■ Prompt: Repeat the material exactly, leaving nothing out.

(Dataset items)
** Start **
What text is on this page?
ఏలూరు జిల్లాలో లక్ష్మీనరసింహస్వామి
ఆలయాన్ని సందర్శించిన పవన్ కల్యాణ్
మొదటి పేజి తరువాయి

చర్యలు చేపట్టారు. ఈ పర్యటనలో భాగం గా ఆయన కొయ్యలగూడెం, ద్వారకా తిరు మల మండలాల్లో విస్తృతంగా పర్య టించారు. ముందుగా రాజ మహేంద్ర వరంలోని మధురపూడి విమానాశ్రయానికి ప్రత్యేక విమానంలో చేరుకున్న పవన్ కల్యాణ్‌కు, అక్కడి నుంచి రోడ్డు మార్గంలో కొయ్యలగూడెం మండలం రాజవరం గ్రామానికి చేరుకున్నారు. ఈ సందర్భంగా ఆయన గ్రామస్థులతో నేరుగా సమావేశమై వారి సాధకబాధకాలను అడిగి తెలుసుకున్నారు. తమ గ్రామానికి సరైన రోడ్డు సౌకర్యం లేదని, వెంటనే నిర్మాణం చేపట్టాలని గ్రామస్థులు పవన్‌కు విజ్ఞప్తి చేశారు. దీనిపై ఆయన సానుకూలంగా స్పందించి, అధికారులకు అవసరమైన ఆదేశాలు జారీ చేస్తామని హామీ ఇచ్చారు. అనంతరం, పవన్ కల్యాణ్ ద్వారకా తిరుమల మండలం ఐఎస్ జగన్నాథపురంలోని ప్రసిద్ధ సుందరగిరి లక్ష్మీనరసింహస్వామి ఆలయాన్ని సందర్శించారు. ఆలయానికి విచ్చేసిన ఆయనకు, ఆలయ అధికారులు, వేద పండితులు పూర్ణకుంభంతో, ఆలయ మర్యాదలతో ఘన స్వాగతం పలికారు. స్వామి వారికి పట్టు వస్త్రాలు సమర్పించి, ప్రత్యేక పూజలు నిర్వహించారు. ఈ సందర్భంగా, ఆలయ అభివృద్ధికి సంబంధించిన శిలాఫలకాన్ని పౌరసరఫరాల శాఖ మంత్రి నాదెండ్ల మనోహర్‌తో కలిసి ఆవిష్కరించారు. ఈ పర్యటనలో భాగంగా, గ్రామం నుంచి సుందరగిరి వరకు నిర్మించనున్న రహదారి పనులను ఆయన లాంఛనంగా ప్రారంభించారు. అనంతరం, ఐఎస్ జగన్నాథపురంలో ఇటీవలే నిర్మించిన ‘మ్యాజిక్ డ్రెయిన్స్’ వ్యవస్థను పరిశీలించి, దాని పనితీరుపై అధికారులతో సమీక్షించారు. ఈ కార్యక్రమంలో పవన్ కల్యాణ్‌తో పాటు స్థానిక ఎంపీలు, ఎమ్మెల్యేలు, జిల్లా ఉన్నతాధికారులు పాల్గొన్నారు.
** End **
■ Response to this task:
What text is on this page?
ఏలూరు జిల్లాలో లక్ష్మీనరసింహస్వామి
ఆలయాన్ని సందర్శించిన పవన్ కల్యాణ్
మొదటి పేజి తరువాయి

చర్యలు చేపట్టారు. ఈ పర్యటనలో భాగం గా ఆయన కొయ్యలగూడెం, ద్వారకా తిరు మల మండలాల్లో విస్తృతంగా పర్య టించారు. ముందుగా రాజ మహేంద్ర వరంలోని మధురపూడి విమానాశ్రయానికి ప్రత్యేక విమానంలో చేరుకున్న పవన్ కల్యాణ్‌కు, అక్కడి నుంచి రోడ్డు మార్గంలో కొయ్యలగూడెం మండలం రాజవరం గ్రామానికి చేరుకున్నారు. ఈ సందర్భంగా ఆయన గ్రామస్థులతో నేరుగా సమావేశమై వారి సాధకబాధకాలను అడిగి తెలుసుకున్నారు. తమ గ్రామానికి సరైన రోడ్డు సౌకర్యం లేదని, వెంటనే నిర్మాణం చేపట్టాలని గ్రామస్థులు పవన్‌కు విజ్ఞప్తి చేశారు. దీనిపై ఆయన సానుకూలంగా స్పందించి, అధికారులకు అవసరమైన ఆదేశాలు జారీ చేస్తామని హామీ ఇచ్చారు. అనంతరం, పవన్ కల్యాణ్ ద్వారకా తిరుమల మండలం ఐఎస్ జగన్నాథపురంలోని ప్రసిద్ధ సుందరగిరి లక్ష్మీనరసింహస్వామి ఆలయాన్ని సందర్శించారు. ఆలయానికి విచ్చేసిన ఆయనకు, ఆలయ అధికారులు, వేద పండితులు పూర్ణకుంభంతో, ఆలయ మర్యాదలతో ఘన స్వాగతం పలికారు. స్వామి వారికి పట్టు వస్త్రాలు సమర్పించి, ప్రత్యేక పూజలు నిర్వహించారు. ఈ సందర్భంగా, ఆలయ అభివృద్ధికి సంబంధించిన శిలాఫలకాన్ని పౌరసరఫరాల శాఖ మంత్రి నాదెండ్ల మనోహర్‌తో కలిసి ఆవిష్కరించారు. ఈ పర్యటనలో భాగంగా, గ్రామం నుంచి సుందరగిరి వరకు నిర్మించనున్న రహదారి పనులను ఆయన లాంఛనంగా ప్రారంభించారు. అనంతరం, ఐఎస్ జగన్నాథపురంలో ఇటీవలే నిర్మించిన ‘మ్యాజిక్ డ్రెయిన్స్’ వ్యవస్థను పరిశీలించి, దాని పనితీరుపై అధికారులతో సమీక్షించారు. ఈ కార్యక్రమంలో పవన్ కల్యాణ్‌తో పాటు స్థానిక ఎంపీలు, ఎమ్మెల్యేలు, జిల్లా ఉన్నతాధికారులు పాల్గొన్నారు.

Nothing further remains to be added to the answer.